◆ To do: Go through the entries below and work out how many lines include "reforçando"; give only that number.

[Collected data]
- - -
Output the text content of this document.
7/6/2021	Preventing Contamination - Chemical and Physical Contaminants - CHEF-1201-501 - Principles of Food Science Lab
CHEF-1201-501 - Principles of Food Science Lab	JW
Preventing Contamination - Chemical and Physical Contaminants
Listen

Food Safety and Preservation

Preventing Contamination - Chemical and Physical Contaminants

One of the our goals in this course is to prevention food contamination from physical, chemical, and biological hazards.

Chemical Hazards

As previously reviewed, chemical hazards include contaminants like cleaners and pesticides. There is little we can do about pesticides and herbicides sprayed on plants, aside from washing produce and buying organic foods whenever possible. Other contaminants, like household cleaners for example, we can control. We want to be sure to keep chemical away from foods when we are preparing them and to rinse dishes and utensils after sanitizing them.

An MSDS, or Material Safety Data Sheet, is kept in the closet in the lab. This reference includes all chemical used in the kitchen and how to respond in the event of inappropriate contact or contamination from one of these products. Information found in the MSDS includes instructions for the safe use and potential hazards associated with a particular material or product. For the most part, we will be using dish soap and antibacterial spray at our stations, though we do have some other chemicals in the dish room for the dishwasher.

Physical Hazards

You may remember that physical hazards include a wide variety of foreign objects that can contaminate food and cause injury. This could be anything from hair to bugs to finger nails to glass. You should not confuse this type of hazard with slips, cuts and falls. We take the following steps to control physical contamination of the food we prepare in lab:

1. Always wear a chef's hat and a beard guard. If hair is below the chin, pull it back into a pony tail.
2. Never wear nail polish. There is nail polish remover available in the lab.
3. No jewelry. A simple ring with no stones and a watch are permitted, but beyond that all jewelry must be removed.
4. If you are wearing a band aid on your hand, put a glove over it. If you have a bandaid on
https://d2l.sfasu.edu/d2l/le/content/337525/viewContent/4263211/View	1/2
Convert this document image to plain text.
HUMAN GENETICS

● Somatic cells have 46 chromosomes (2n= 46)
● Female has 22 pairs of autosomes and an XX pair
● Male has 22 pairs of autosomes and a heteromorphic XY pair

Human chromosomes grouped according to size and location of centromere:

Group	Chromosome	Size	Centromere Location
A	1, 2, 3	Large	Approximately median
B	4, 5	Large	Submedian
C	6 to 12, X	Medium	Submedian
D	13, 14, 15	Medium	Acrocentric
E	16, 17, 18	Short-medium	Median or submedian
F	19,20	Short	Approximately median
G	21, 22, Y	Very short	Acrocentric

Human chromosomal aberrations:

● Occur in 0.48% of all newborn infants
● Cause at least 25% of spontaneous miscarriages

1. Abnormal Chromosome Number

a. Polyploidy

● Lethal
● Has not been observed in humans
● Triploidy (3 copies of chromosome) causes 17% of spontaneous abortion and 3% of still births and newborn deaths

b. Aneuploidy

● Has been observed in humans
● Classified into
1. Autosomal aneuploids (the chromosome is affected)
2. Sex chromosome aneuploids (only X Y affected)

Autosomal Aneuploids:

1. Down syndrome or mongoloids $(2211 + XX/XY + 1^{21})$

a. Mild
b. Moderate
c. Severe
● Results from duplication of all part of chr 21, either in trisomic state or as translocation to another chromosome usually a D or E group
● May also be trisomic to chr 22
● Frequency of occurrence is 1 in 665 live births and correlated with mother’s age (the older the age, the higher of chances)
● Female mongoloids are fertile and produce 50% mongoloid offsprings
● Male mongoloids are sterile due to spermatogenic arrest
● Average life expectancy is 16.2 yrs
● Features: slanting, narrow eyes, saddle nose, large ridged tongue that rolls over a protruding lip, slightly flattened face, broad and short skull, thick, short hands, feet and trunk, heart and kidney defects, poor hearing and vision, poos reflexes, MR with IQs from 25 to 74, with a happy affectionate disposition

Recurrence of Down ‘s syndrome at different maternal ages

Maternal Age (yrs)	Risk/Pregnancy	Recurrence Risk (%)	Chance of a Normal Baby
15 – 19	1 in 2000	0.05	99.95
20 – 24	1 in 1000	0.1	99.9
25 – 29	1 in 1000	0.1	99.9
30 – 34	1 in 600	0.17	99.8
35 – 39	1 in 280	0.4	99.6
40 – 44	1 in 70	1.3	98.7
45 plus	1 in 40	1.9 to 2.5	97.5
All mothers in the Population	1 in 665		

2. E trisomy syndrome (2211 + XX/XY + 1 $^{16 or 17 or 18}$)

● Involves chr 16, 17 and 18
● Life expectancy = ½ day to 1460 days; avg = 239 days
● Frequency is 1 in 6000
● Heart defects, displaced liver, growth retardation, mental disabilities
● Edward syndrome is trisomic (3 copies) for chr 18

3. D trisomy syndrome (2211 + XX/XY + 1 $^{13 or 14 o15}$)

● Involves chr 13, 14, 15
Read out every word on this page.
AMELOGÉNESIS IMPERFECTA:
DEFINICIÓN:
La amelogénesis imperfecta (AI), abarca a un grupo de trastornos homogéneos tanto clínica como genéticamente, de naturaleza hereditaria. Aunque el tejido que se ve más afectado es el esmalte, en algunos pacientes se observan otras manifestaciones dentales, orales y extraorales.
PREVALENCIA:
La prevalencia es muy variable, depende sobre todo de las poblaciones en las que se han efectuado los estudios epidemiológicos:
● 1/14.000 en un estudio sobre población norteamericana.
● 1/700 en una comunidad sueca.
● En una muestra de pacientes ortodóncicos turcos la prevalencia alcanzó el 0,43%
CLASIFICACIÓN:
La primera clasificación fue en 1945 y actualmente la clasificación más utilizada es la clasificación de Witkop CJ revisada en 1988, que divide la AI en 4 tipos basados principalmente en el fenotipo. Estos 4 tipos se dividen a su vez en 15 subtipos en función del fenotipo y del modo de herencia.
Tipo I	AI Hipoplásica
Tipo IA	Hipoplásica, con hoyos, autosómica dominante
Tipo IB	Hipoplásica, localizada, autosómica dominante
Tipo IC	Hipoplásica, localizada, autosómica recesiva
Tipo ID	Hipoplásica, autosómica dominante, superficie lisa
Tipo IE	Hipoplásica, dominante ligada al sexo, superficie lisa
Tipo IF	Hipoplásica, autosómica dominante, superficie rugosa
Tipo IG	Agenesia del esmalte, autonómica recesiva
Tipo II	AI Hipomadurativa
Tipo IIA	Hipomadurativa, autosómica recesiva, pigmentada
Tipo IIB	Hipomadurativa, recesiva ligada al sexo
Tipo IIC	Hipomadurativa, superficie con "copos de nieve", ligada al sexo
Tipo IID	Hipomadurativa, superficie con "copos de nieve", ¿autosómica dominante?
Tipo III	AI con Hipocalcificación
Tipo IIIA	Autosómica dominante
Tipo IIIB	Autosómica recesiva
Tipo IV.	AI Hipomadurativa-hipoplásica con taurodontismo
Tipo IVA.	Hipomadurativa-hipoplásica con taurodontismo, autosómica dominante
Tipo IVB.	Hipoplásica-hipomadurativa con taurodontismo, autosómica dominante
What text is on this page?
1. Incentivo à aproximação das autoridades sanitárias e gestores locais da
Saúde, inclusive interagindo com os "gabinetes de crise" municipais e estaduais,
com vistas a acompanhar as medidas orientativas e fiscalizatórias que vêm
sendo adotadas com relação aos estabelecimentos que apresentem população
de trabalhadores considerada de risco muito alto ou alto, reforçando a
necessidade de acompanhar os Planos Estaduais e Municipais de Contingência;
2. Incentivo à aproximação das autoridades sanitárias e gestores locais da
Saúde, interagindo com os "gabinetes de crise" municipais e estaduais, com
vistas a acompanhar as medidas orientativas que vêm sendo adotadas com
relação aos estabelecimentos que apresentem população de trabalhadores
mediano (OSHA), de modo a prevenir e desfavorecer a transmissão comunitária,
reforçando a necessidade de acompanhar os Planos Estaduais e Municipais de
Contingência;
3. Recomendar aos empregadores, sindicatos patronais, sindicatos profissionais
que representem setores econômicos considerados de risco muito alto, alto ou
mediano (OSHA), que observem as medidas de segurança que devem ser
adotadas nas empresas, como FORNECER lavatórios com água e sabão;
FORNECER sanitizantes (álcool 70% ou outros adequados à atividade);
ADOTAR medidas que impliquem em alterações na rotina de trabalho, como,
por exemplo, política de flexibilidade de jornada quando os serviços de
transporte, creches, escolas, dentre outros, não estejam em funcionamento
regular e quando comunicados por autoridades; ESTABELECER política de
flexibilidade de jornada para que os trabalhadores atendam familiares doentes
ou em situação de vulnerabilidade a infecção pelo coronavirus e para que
- - -
◆ Response area: 2